■ What needs to be done
Without the pictures, output the records below word for word.

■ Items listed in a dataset

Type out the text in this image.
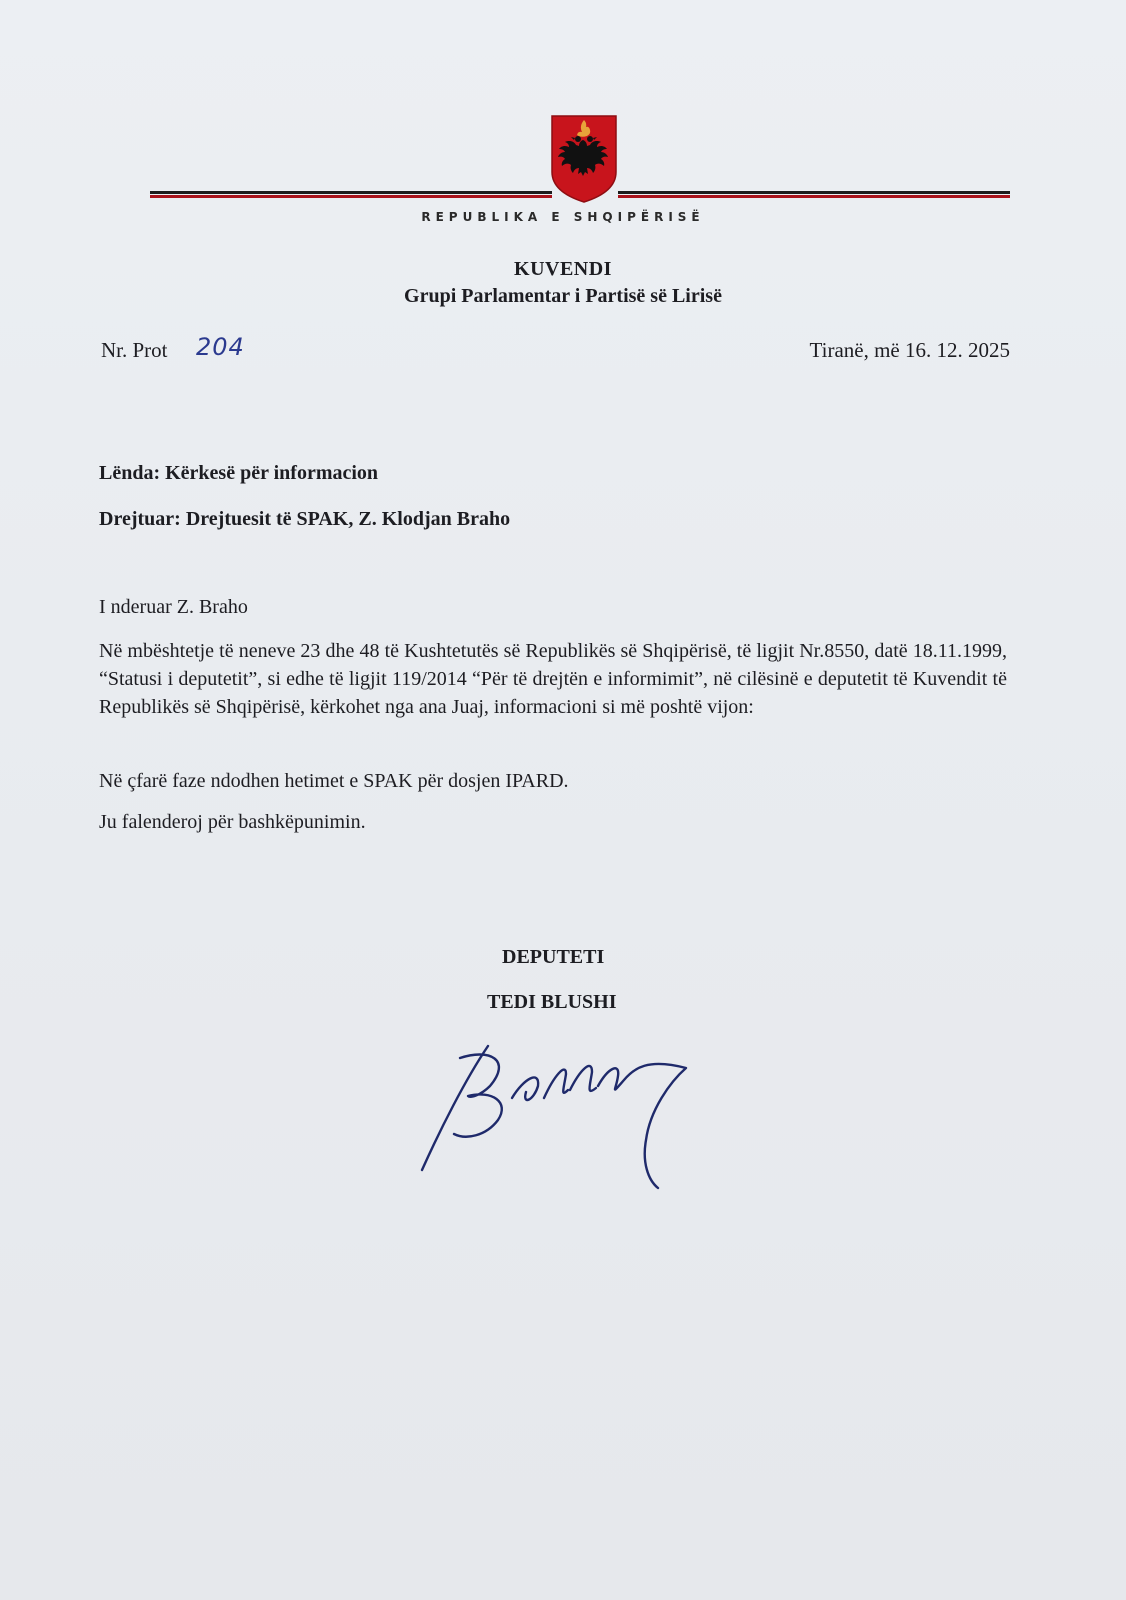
REPUBLIKA E SHQIPËRISË
KUVENDI
Grupi Parlamentar i Partisë së Lirisë
Nr. Prot 204	Tiranë, më 16. 12. 2025
Lënda: Kërkesë për informacion
Drejtuar: Drejtuesit të SPAK, Z. Klodjan Braho
I nderuar Z. Braho
Në mbështetje të neneve 23 dhe 48 të Kushtetutës së Republikës së Shqipërisë, të ligjit Nr.8550, datë 18.11.1999, “Statusi i deputetit”, si edhe të ligjit 119/2014 “Për të drejtën e informimit”, në cilësinë e deputetit të Kuvendit të Republikës së Shqipërisë, kërkohet nga ana Juaj, informacioni si më poshtë vijon:
Në çfarë faze ndodhen hetimet e SPAK për dosjen IPARD.
Ju falenderoj për bashkëpunimin.
DEPUTETI
TEDI BLUSHI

■ The output
Type out the text in this image.
REPUBLIKA E SHQIPËRISË
KUVENDI
Grupi Parlamentar i Partisë së Lirisë
Nr. Prot 204	Tiranë, më 16. 12. 2025
Lënda: Kërkesë për informacion
Drejtuar: Drejtuesit të SPAK, Z. Klodjan Braho
I nderuar Z. Braho
Në mbështetje të neneve 23 dhe 48 të Kushtetutës së Republikës së Shqipërisë, të ligjit Nr.8550, datë 18.11.1999, “Statusi i deputetit”, si edhe të ligjit 119/2014 “Për të drejtën e informimit”, në cilësinë e deputetit të Kuvendit të Republikës së Shqipërisë, kërkohet nga ana Juaj, informacioni si më poshtë vijon:
Në çfarë faze ndodhen hetimet e SPAK për dosjen IPARD.
Ju falenderoj për bashkëpunimin.
DEPUTETI
TEDI BLUSHI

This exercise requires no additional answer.